What to produce.
Copy each line that holds "音色相同".

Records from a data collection
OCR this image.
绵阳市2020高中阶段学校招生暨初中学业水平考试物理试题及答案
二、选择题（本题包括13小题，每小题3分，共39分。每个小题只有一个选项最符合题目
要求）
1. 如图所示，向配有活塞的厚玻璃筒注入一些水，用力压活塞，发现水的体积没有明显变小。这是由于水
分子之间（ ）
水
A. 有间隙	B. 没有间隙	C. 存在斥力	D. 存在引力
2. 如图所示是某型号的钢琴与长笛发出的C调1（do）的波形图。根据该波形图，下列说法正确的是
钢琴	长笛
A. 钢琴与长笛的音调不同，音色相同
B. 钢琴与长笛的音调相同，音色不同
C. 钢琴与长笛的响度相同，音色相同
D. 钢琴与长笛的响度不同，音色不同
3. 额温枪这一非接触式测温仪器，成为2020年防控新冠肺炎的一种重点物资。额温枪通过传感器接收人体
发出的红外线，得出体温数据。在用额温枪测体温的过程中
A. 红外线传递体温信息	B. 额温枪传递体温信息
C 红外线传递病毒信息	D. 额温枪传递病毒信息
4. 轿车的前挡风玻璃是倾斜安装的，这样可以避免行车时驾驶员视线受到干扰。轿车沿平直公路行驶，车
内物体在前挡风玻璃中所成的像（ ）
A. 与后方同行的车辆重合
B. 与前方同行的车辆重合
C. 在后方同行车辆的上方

Reply to the task.
A. 钢琴与长笛的音调不同，音色相同
C. 钢琴与长笛的响度相同，音色相同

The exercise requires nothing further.